Однако вместо еретиков иногда приходилось возражать римским префектам, в которых такое описание Царства Божия порождало вполне понятные опасения. И тогда тот же самый Юстин Мученик, который только что отказывался считать христианами тех, кто не верит в физическое воскресение мертвых, вдруг выступал перед императором со вполне гностических позиций. «Когда вы слышите, что мы ожидаем царства, то напрасно полагаете, что мы говорим о каком-либо царстве человеческом», – заверял он{7}.
Хуже того, вовсе не все гностики утверждали, что Царство Божие непременно не от мира сего! К примеру, богохульник Керинт, который жил в конце I в. н.э, как раз утверждал, что Царство Божие именно-таки от мира сего. Физический мир, полагал он, будет преображен Вторым Пришествием Христа.
Короче говоря, Керинт верил точь-в-точь в то, что было написано в Евангелии от Иоанна в конце I в. н. э. (каковое Евангелие, по мнению римского пресвитера Гая, Керинт и написал). И все-таки при этом Керинт был гностик и ужасный еретик, а Евангелие от Иоанна было частью св. Писания.
Прибавьте к этому тот факт, что доктрина самой церкви непрерывно менялась, и то, что было самой что ни на есть ортодоксией во II в. н. э. – вроде отрицания Юстином Мучеником бессмертия души, – к V могло оказаться совершеннейшей ересью. Верующим, чтобы не попасть в ад, приходилось колебаться с линией партии, а все новым и новым поколениям переписчиков – постоянно редактировать Евангелия, как у Оруэлла в «1984» редактировали задним числом газеты.
Словом, ересь подстерегала верующего везде и всегда, и даже автор, с покоем преданный земле как отец церкви и мученик, мог быть с улюлюканьем предан позору в следующем поколении как злейший еретик. Можно только себе представить, как тяжело это сказывалось на его посмертном существовании: ведь после каждого очередного церковного собора этих бедных людей выгоняли с неба, где они блаженствовали в венцах на престолах, в ад, где и поджаривали их на сковородках.
Нетрудно из всего вышесказанного заметить, что точно определить, что именно есть «гностицизм», очень сложно. Поэтому мы будем коварно использовать это слово в двояком смысле. Во-первых, мы уверенно будет считать «гностическими» все те поздние тексты, которые за «лжеименный гнозис» преследовала сама церковь. В этом смысле мы полностью доверяемся бдительным отцам церкви, безошибочно изобличавшим крамолу в самых потайных местах. Если текст сжигали или запрещали как гностический – значит, мы и будем считать его таковым.
Во-вторых, мы будем говорить о протогностицизме или «гностических элементах» в тех текстах, написание которых предшествует размежеванию между «ортодоксами» и «гностиками», а иногда даже предшествует самой проповеди Иисуса Христа.

**ЗАДАНИЕ**.
Выпишите из исходного текста фрагмент, начинающийся со слов «Во-вторых, мы будем» и продолжающийся до слов «проповеди Иисуса Христа.» включительно. Приведённые далее строки взяты из другого источника.

**СТРОКИ**.
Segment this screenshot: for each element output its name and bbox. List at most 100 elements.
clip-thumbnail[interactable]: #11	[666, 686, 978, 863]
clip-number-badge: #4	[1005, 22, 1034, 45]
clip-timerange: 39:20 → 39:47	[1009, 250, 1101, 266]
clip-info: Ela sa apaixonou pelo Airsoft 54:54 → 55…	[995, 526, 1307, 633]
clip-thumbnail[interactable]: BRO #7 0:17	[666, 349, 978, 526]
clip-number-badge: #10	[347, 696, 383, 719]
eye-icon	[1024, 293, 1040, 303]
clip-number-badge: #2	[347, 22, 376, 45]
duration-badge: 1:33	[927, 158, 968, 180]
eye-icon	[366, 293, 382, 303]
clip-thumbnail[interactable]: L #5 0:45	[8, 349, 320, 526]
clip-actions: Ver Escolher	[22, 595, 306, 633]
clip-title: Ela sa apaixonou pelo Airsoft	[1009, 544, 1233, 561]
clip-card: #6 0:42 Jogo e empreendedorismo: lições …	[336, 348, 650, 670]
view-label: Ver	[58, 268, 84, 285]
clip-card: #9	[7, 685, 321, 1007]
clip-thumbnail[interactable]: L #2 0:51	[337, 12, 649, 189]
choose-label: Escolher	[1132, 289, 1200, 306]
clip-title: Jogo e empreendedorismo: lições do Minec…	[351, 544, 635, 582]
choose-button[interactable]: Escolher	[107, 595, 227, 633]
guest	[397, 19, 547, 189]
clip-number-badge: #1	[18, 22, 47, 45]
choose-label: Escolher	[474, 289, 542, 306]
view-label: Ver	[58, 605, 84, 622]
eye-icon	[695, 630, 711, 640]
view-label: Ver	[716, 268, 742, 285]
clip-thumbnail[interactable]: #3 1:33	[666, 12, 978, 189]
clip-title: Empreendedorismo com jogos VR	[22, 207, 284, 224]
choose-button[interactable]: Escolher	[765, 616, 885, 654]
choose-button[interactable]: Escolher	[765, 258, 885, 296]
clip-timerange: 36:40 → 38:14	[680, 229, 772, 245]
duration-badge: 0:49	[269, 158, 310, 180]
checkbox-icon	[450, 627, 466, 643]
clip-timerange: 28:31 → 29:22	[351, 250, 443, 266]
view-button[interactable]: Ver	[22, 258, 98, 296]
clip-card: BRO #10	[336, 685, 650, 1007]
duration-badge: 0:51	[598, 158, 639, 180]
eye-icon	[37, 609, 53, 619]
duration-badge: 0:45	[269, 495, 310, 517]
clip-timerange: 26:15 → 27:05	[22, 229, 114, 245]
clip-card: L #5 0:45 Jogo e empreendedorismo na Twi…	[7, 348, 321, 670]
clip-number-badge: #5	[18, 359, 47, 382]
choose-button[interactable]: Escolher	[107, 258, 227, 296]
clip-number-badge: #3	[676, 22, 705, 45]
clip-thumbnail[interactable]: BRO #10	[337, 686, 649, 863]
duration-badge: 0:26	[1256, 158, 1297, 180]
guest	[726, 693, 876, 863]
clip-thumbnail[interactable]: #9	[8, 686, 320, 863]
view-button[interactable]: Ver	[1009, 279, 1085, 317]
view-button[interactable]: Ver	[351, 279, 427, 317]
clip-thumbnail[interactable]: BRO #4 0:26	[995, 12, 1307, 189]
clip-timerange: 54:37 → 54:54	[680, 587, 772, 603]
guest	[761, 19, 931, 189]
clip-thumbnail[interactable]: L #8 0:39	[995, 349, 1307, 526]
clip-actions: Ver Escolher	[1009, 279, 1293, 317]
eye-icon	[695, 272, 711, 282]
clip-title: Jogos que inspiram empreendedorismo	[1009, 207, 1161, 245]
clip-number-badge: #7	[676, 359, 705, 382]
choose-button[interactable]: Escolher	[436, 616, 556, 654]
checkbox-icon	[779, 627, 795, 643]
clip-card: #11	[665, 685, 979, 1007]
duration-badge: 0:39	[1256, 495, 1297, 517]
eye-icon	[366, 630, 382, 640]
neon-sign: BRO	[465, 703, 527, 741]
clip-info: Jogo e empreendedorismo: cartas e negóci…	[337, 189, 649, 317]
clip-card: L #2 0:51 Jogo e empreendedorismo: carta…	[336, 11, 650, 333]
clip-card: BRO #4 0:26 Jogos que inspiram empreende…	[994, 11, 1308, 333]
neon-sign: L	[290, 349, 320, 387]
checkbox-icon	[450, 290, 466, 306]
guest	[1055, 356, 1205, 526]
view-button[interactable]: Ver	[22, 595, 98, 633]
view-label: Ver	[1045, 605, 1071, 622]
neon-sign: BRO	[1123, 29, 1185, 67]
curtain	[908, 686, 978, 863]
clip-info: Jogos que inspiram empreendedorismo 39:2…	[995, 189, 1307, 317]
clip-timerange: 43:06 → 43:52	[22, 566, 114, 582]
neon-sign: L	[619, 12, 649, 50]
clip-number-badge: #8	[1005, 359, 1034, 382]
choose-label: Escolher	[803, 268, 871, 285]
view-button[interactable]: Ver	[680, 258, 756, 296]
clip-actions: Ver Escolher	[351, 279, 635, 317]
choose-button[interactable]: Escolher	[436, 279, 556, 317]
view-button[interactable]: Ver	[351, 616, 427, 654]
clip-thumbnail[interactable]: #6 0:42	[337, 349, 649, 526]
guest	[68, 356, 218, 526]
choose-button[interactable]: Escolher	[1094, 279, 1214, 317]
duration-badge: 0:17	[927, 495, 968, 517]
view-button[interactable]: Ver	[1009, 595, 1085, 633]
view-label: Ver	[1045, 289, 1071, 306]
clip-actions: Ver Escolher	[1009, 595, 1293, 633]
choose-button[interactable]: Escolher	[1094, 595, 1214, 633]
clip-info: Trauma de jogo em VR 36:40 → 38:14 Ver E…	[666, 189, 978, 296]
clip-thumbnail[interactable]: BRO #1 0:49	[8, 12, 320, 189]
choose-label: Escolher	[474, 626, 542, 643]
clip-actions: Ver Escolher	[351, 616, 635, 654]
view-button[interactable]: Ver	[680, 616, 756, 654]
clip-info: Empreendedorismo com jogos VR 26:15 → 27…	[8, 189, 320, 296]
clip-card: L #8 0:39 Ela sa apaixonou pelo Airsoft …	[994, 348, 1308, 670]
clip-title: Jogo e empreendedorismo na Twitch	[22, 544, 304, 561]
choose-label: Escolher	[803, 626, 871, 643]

**ОТВЕТ**.
Во-вторых, мы будем говорить о протогностицизме или «гностических элементах» в тех текстах, написание которых предшествует размежеванию между «ортодоксами» и «гностиками», а иногда даже предшествует самой проповеди Иисуса Христа.